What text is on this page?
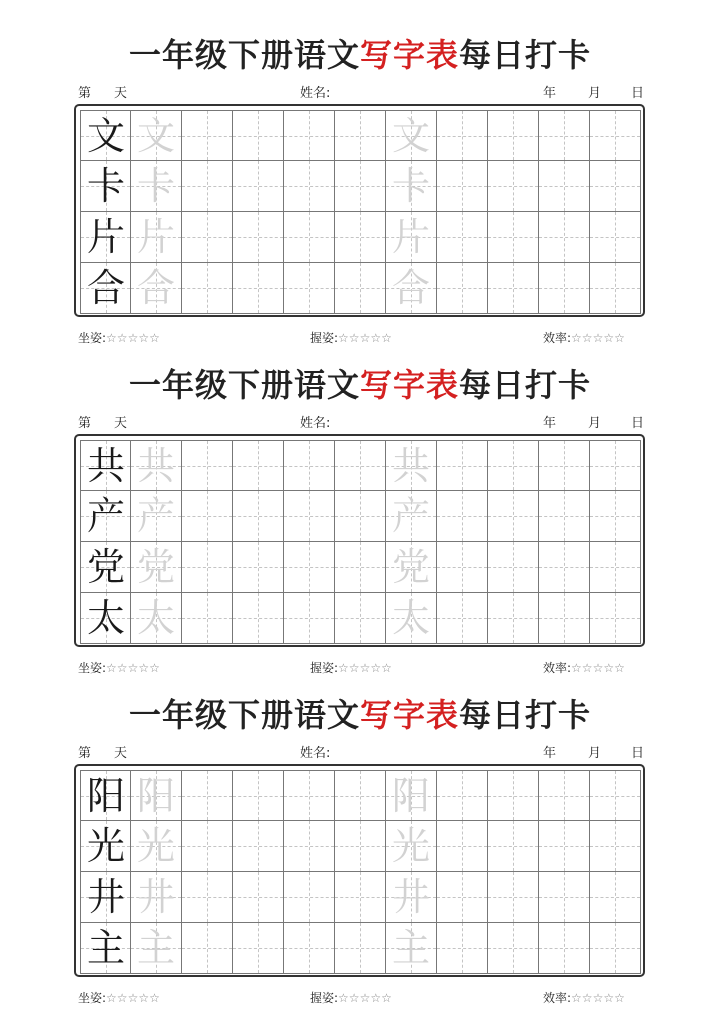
一年级下册语文写字表每日打卡
第 天	姓名:	年 月 日
文 文	文
卡 卡	卡
片 片	片
合 合	合
坐姿:☆☆☆☆☆	握姿:☆☆☆☆☆	效率:☆☆☆☆☆
一年级下册语文写字表每日打卡
第 天	姓名:	年 月 日
共 共	共
产 产	产
党 党	党
太 太	太
坐姿:☆☆☆☆☆	握姿:☆☆☆☆☆	效率:☆☆☆☆☆
一年级下册语文写字表每日打卡
第 天	姓名:	年 月 日
阳 阳	阳
光 光	光
井 井	井
主 主	主
坐姿:☆☆☆☆☆	握姿:☆☆☆☆☆	效率:☆☆☆☆☆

◆ **EXERCISE AIM**:
Restate the whole listing above exactly, please, omitting every image.

◆ **RESULT FOR THIS EXERCISE**:
What text is on this page?
一年级下册语文写字表每日打卡
第 天	姓名:	年 月 日
文 文	文
卡 卡	卡
片 片	片
合 合	合
坐姿:☆☆☆☆☆	握姿:☆☆☆☆☆	效率:☆☆☆☆☆
一年级下册语文写字表每日打卡
第 天	姓名:	年 月 日
共 共	共
产 产	产
党 党	党
太 太	太
坐姿:☆☆☆☆☆	握姿:☆☆☆☆☆	效率:☆☆☆☆☆
一年级下册语文写字表每日打卡
第 天	姓名:	年 月 日
阳 阳	阳
光 光	光
井 井	井
主 主	主
坐姿:☆☆☆☆☆	握姿:☆☆☆☆☆	效率:☆☆☆☆☆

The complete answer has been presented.